Stored data:
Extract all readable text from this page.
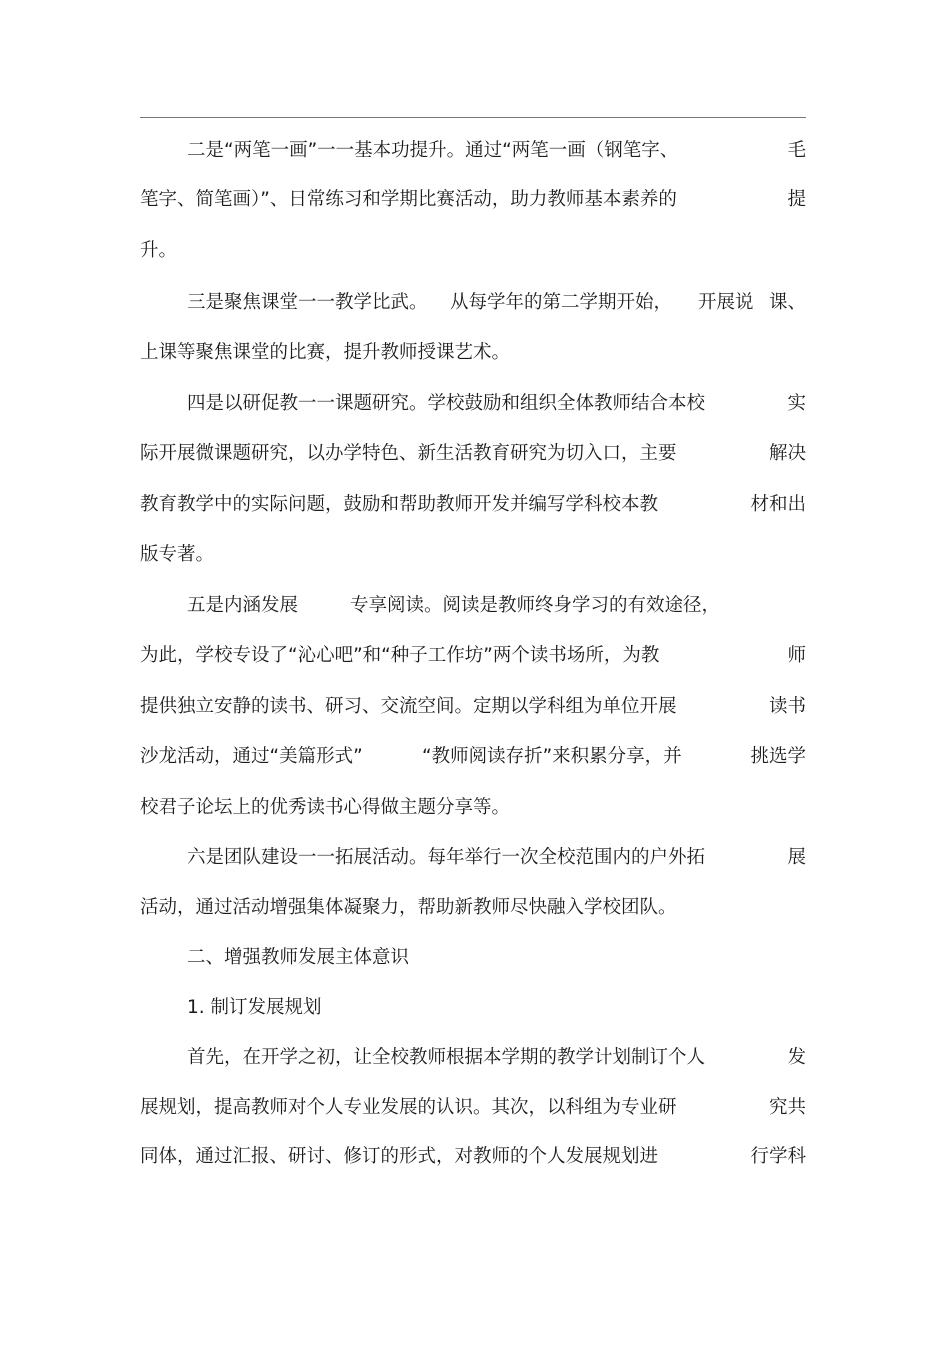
二是“两笔一画”一一基本功提升。通过“两笔一画（钢笔字、	毛
笔字、简笔画）”、日常练习和学期比赛活动，助力教师基本素养的	提
升。
三是聚焦课堂一一教学比武。 从每学年的第二学期开始， 开展说 课、
上课等聚焦课堂的比赛，提升教师授课艺术。
四是以研促教一一课题研究。学校鼓励和组织全体教师结合本校	实
际开展微课题研究，以办学特色、新生活教育研究为切入口，主要	解决
教育教学中的实际问题，鼓励和帮助教师开发并编写学科校本教	材和出
版专著。
五是内涵发展	专享阅读。阅读是教师终身学习的有效途径，
为此，学校专设了“沁心吧”和“种子工作坊”两个读书场所，为教	师
提供独立安静的读书、研习、交流空间。定期以学科组为单位开展	读书
沙龙活动，通过“美篇形式”	“教师阅读存折”来积累分享，并	挑选学
校君子论坛上的优秀读书心得做主题分享等。
六是团队建设一一拓展活动。每年举行一次全校范围内的户外拓	展
活动，通过活动增强集体凝聚力，帮助新教师尽快融入学校团队。
二、增强教师发展主体意识
1. 制订发展规划
首先，在开学之初，让全校教师根据本学期的教学计划制订个人	发
展规划，提高教师对个人专业发展的认识。其次，以科组为专业研	究共
同体，通过汇报、研讨、修订的形式，对教师的个人发展规划进	行学科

**TASK DIRECTIONS:**
An exact transcription of all the entries is required, without the pictures.

**ANSWER TO THE TASK:**
Extract all readable text from this page.
二是“两笔一画”一一基本功提升。通过“两笔一画（钢笔字、	毛
笔字、简笔画）”、日常练习和学期比赛活动，助力教师基本素养的	提
升。
三是聚焦课堂一一教学比武。 从每学年的第二学期开始， 开展说 课、
上课等聚焦课堂的比赛，提升教师授课艺术。
四是以研促教一一课题研究。学校鼓励和组织全体教师结合本校	实
际开展微课题研究，以办学特色、新生活教育研究为切入口，主要	解决
教育教学中的实际问题，鼓励和帮助教师开发并编写学科校本教	材和出
版专著。
五是内涵发展	专享阅读。阅读是教师终身学习的有效途径，
为此，学校专设了“沁心吧”和“种子工作坊”两个读书场所，为教	师
提供独立安静的读书、研习、交流空间。定期以学科组为单位开展	读书
沙龙活动，通过“美篇形式”	“教师阅读存折”来积累分享，并	挑选学
校君子论坛上的优秀读书心得做主题分享等。
六是团队建设一一拓展活动。每年举行一次全校范围内的户外拓	展
活动，通过活动增强集体凝聚力，帮助新教师尽快融入学校团队。
二、增强教师发展主体意识
1. 制订发展规划
首先，在开学之初，让全校教师根据本学期的教学计划制订个人	发
展规划，提高教师对个人专业发展的认识。其次，以科组为专业研	究共
同体，通过汇报、研讨、修订的形式，对教师的个人发展规划进	行学科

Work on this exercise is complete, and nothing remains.